TO BE DONE: Write out every line of the material exactly as it appears.

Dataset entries
┄┄┄┄┄┄
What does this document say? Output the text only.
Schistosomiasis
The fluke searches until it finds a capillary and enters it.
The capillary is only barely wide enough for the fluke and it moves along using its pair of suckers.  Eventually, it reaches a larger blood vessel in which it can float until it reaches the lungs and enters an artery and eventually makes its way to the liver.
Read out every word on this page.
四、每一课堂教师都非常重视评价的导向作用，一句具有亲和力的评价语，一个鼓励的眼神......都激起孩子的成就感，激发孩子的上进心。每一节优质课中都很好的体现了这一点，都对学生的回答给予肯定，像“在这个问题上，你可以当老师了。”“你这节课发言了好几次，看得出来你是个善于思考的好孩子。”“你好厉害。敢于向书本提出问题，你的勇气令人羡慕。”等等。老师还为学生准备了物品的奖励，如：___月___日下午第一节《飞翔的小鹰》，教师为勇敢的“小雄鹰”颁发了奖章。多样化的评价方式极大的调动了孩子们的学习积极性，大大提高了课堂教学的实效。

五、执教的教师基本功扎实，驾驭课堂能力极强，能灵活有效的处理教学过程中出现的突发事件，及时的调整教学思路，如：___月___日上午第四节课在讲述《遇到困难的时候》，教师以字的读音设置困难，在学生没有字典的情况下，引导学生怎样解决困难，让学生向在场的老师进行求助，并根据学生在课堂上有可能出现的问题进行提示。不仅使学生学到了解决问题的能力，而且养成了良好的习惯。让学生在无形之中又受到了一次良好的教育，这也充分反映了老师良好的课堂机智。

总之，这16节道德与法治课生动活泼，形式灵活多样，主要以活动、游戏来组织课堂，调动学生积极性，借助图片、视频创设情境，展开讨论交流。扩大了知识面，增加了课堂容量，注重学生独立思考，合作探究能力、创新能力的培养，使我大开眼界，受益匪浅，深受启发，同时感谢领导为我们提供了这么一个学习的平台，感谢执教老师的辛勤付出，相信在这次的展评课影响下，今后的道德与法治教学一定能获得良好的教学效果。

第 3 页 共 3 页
┄┄┄┄┄┄
SOLVED PROBLEM:
What does this document say? Output the text only.
Schistosomiasis
The fluke searches until it finds a capillary and enters it.
The capillary is only barely wide enough for the fluke and it moves along using its pair of suckers.  Eventually, it reaches a larger blood vessel in which it can float until it reaches the lungs and enters an artery and eventually makes its way to the liver.
Read out every word on this page.
四、每一课堂教师都非常重视评价的导向作用，一句具有亲和力的评价语，一个鼓励的眼神......都激起孩子的成就感，激发孩子的上进心。每一节优质课中都很好的体现了这一点，都对学生的回答给予肯定，像“在这个问题上，你可以当老师了。”“你这节课发言了好几次，看得出来你是个善于思考的好孩子。”“你好厉害。敢于向书本提出问题，你的勇气令人羡慕。”等等。老师还为学生准备了物品的奖励，如：___月___日下午第一节《飞翔的小鹰》，教师为勇敢的“小雄鹰”颁发了奖章。多样化的评价方式极大的调动了孩子们的学习积极性，大大提高了课堂教学的实效。

五、执教的教师基本功扎实，驾驭课堂能力极强，能灵活有效的处理教学过程中出现的突发事件，及时的调整教学思路，如：___月___日上午第四节课在讲述《遇到困难的时候》，教师以字的读音设置困难，在学生没有字典的情况下，引导学生怎样解决困难，让学生向在场的老师进行求助，并根据学生在课堂上有可能出现的问题进行提示。不仅使学生学到了解决问题的能力，而且养成了良好的习惯。让学生在无形之中又受到了一次良好的教育，这也充分反映了老师良好的课堂机智。

总之，这16节道德与法治课生动活泼，形式灵活多样，主要以活动、游戏来组织课堂，调动学生积极性，借助图片、视频创设情境，展开讨论交流。扩大了知识面，增加了课堂容量，注重学生独立思考，合作探究能力、创新能力的培养，使我大开眼界，受益匪浅，深受启发，同时感谢领导为我们提供了这么一个学习的平台，感谢执教老师的辛勤付出，相信在这次的展评课影响下，今后的道德与法治教学一定能获得良好的教学效果。

第 3 页 共 3 页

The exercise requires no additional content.